**Task to complete**. Check every line of the entries for "вируса", and copy the lines that hold it.

**Input records**.
start

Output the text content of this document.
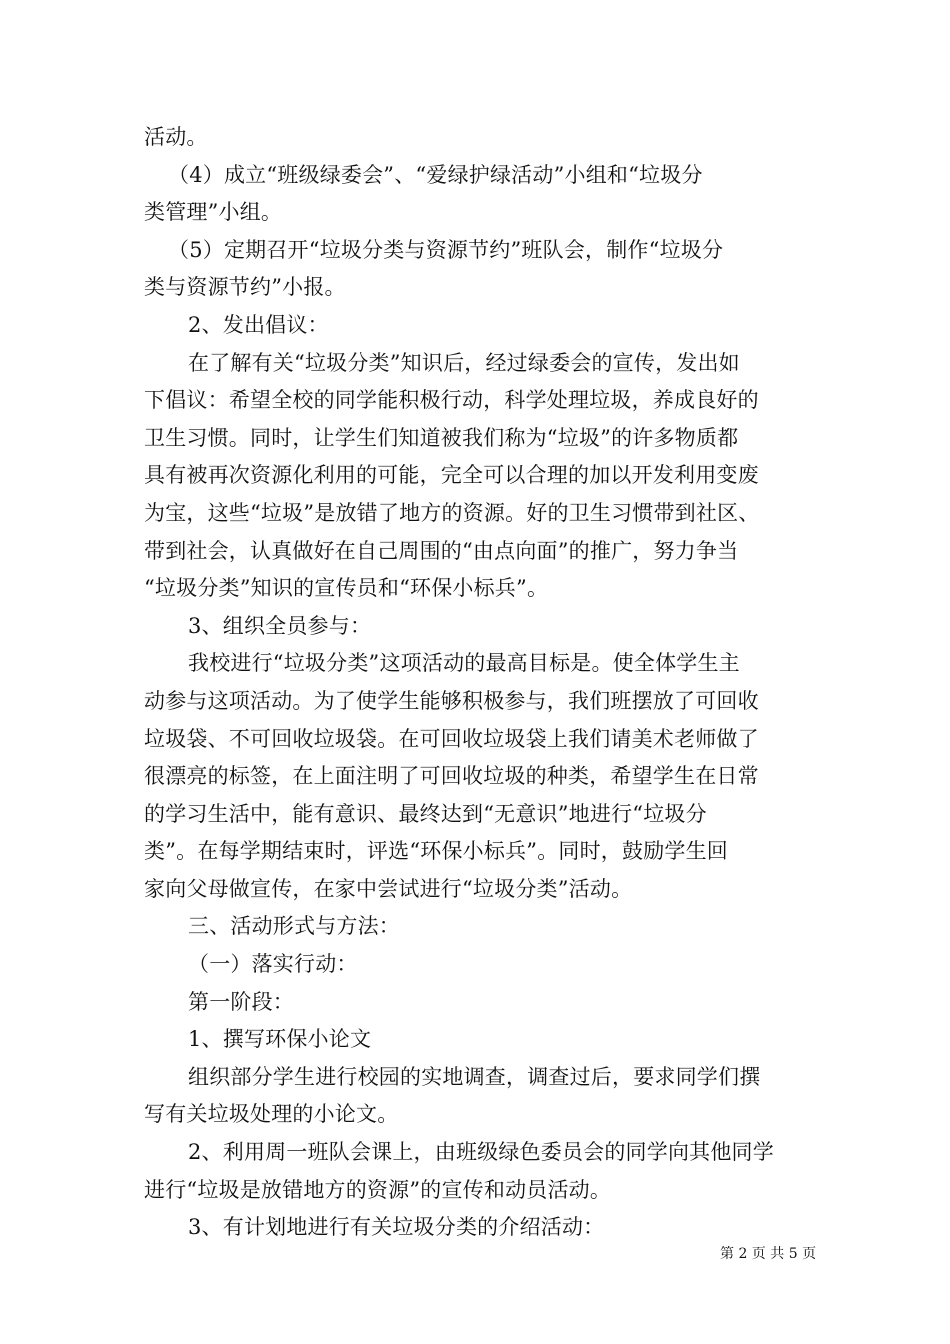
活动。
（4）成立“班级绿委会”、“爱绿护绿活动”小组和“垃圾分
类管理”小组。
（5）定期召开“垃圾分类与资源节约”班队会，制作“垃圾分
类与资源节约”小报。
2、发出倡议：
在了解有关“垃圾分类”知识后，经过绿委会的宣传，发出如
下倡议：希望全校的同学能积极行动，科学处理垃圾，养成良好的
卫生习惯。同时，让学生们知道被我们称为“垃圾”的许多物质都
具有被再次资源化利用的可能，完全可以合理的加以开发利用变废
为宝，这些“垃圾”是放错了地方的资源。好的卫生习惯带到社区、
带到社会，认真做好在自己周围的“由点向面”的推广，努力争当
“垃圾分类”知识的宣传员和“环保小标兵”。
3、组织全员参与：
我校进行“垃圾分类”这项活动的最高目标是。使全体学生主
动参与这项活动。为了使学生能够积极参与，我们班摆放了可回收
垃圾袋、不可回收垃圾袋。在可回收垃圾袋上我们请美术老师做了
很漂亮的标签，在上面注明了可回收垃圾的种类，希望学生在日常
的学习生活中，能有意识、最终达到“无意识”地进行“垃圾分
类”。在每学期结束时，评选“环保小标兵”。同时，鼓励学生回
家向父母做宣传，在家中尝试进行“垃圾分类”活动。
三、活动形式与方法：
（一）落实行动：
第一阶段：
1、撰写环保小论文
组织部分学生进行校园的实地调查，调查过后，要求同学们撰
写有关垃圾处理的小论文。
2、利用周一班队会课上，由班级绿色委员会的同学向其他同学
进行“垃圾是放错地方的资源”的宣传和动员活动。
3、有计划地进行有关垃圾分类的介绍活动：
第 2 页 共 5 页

end
start

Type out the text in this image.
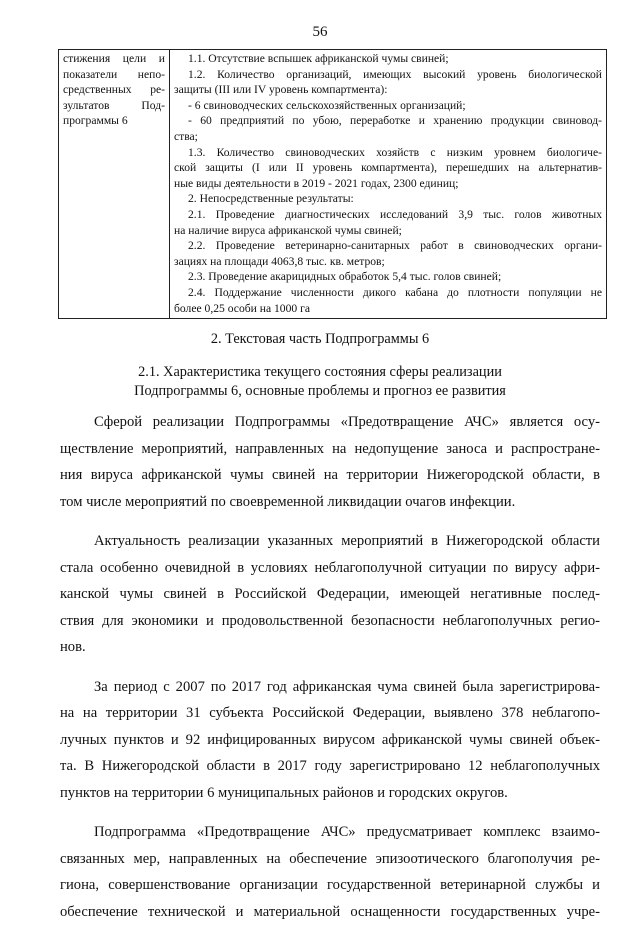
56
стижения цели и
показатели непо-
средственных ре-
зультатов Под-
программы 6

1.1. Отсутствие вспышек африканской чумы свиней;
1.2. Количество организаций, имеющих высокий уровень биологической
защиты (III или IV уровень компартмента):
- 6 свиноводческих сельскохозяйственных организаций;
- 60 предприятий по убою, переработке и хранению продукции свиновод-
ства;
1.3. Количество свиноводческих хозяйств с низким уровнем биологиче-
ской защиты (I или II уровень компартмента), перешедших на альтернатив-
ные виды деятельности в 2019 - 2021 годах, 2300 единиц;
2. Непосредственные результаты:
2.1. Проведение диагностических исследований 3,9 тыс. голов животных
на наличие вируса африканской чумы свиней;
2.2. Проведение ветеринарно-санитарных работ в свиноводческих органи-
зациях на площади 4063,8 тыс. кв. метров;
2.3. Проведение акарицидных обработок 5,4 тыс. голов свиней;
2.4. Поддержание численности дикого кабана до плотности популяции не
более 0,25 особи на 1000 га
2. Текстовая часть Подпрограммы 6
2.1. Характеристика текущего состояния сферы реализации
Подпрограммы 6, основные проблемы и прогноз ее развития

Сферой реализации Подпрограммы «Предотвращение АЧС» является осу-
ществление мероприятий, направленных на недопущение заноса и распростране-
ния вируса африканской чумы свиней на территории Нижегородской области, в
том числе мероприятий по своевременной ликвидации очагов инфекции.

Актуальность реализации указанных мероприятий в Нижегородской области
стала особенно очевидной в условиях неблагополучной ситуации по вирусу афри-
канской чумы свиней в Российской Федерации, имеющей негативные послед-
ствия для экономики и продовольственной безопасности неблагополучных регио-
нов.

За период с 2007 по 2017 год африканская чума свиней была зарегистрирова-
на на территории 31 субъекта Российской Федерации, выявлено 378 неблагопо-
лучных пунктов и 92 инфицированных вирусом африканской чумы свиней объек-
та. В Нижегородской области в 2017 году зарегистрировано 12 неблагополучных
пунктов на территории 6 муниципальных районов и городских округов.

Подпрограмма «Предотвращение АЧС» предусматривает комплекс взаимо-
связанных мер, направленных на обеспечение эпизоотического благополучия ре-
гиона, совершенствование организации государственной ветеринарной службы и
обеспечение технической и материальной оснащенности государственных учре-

end

**Result**.
на наличие вируса африканской чумы свиней;
ния вируса африканской чумы свиней на территории Нижегородской области, в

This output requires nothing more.